— begin —

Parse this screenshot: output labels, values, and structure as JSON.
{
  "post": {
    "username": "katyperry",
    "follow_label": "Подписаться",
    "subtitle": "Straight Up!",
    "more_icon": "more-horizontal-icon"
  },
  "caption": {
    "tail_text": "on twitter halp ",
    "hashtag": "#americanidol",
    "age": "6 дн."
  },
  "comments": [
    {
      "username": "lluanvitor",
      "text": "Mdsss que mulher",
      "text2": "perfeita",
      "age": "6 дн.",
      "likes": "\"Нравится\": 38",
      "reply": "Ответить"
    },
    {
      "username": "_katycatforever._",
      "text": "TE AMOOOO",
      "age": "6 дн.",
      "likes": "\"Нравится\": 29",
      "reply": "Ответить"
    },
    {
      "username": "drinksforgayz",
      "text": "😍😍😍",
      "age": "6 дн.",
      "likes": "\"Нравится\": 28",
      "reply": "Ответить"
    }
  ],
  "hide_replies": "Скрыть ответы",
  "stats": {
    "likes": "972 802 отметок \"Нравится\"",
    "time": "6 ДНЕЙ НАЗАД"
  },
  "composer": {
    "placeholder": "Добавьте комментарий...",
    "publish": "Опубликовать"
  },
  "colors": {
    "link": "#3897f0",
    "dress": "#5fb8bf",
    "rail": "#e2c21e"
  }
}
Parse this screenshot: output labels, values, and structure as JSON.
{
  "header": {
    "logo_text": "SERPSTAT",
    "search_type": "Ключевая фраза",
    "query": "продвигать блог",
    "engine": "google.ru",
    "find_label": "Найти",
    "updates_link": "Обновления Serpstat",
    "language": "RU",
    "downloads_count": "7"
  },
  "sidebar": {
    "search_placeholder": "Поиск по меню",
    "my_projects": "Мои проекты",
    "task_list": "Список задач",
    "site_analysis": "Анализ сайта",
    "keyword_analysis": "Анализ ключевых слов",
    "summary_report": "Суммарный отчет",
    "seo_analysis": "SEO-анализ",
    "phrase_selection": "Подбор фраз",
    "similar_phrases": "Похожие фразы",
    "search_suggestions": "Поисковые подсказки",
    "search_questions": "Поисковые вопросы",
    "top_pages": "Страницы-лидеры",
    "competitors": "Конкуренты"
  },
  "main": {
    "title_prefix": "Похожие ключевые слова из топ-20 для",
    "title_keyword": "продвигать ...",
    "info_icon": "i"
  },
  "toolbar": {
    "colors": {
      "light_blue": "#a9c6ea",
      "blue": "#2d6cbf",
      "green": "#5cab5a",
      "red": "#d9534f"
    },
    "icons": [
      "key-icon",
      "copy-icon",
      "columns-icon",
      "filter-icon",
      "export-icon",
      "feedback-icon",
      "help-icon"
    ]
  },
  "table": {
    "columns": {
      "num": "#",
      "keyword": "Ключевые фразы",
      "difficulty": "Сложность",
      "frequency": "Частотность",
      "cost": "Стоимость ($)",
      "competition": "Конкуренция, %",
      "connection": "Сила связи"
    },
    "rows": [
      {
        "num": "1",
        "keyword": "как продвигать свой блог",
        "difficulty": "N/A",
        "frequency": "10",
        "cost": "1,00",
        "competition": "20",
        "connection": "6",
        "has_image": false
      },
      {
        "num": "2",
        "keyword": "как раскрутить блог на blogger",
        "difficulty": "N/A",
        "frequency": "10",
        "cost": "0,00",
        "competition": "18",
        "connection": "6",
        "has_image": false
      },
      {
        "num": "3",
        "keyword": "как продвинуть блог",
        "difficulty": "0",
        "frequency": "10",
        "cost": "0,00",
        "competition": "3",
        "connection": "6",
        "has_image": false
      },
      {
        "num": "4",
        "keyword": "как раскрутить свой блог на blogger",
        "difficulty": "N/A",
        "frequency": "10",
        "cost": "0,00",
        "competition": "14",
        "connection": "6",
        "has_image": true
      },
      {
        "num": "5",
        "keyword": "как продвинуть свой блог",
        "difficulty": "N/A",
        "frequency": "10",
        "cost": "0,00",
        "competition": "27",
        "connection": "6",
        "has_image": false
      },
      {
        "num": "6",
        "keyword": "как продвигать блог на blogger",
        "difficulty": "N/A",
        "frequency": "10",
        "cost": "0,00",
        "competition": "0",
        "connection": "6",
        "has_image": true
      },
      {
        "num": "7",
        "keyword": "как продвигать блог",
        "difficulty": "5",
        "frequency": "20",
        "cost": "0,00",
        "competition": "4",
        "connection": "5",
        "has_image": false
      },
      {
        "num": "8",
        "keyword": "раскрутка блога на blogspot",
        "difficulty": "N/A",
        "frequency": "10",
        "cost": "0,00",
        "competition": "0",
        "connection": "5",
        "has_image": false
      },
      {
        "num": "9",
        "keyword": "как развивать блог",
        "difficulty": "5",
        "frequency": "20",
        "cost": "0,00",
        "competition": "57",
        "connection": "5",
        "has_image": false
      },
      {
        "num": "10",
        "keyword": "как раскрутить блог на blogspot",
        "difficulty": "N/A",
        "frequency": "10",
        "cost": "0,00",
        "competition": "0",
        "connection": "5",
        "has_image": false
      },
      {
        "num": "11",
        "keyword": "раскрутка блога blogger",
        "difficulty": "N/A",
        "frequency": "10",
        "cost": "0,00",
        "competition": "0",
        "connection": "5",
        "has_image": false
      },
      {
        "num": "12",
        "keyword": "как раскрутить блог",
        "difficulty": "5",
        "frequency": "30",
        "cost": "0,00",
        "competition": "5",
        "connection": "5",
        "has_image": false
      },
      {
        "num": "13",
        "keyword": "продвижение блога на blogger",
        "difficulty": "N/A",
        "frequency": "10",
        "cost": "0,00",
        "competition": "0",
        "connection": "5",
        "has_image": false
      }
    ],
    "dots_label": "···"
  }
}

— end —
— begin —

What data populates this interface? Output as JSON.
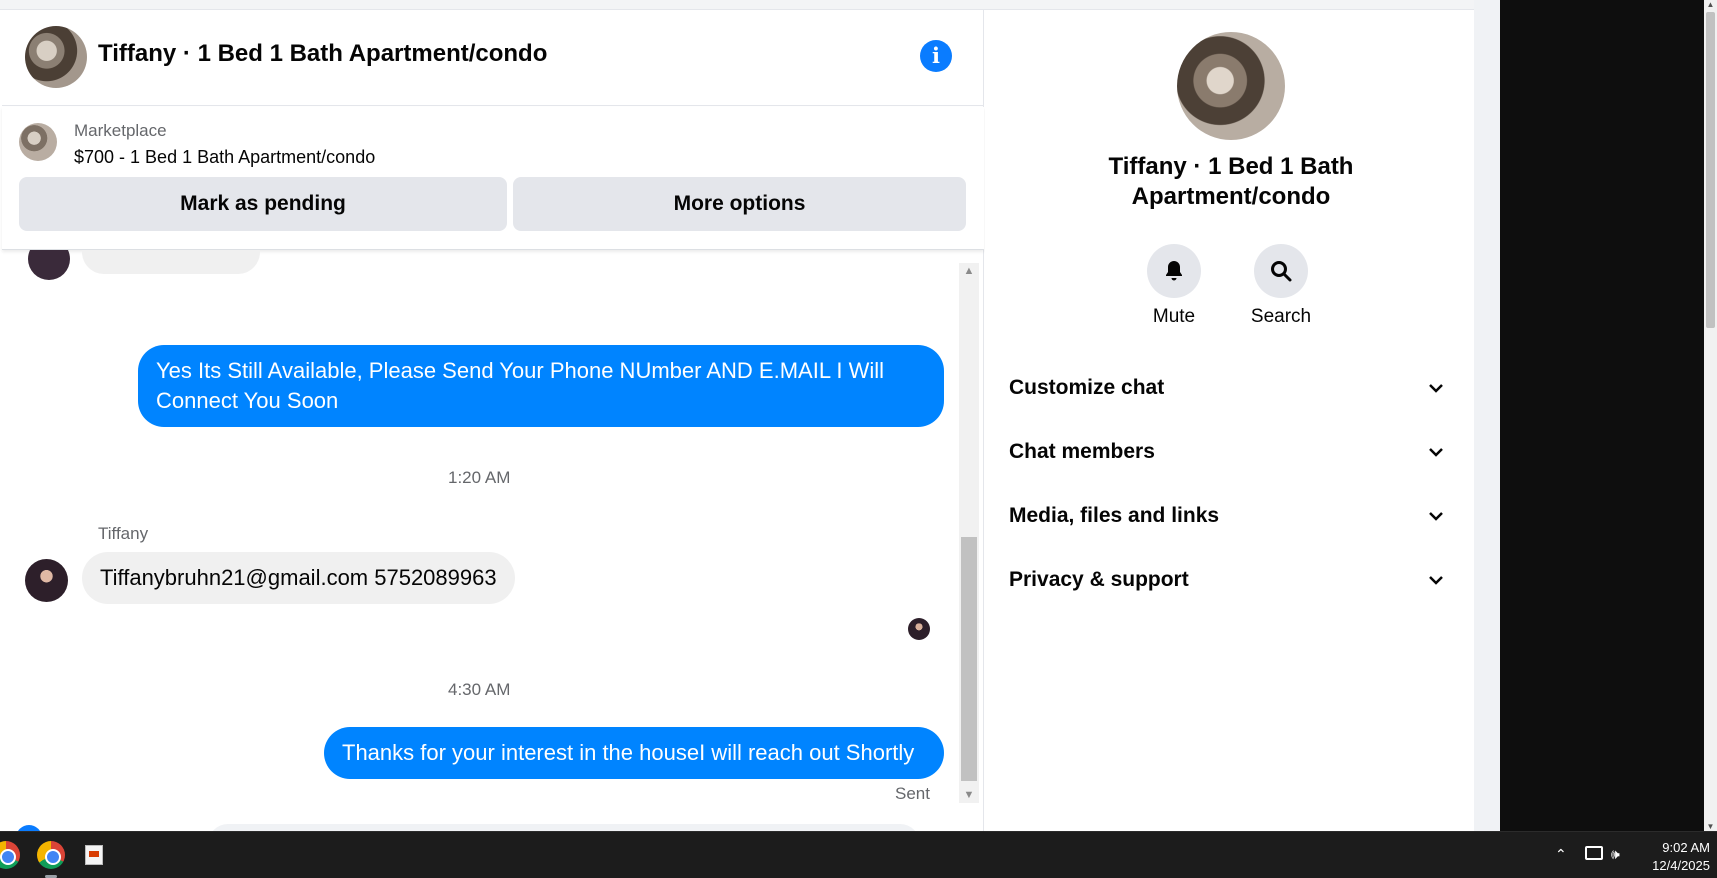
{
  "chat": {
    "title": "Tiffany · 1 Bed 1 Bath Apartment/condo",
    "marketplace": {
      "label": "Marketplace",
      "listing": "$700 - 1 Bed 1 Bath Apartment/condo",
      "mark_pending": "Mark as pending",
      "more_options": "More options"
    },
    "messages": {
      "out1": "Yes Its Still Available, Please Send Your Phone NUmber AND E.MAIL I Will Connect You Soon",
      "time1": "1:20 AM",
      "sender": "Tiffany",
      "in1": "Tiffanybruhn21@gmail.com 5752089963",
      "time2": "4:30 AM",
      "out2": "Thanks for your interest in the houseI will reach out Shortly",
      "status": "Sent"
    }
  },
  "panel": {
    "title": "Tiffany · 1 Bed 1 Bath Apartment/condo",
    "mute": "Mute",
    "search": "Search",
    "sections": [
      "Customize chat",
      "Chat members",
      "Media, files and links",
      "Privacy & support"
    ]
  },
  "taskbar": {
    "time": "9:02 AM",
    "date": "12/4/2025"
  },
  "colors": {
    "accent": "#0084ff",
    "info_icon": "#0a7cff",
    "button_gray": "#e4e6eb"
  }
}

— end —

EXERCISE AIM: Look through the entries above for the word "раскрутить". Copy every line where it shows up.

TASK RESPONSE:
        "keyword": "как раскрутить блог на blogger",
        "keyword": "как раскрутить свой блог на blogger",
        "keyword": "как раскрутить блог на blogspot",
        "keyword": "как раскрутить блог",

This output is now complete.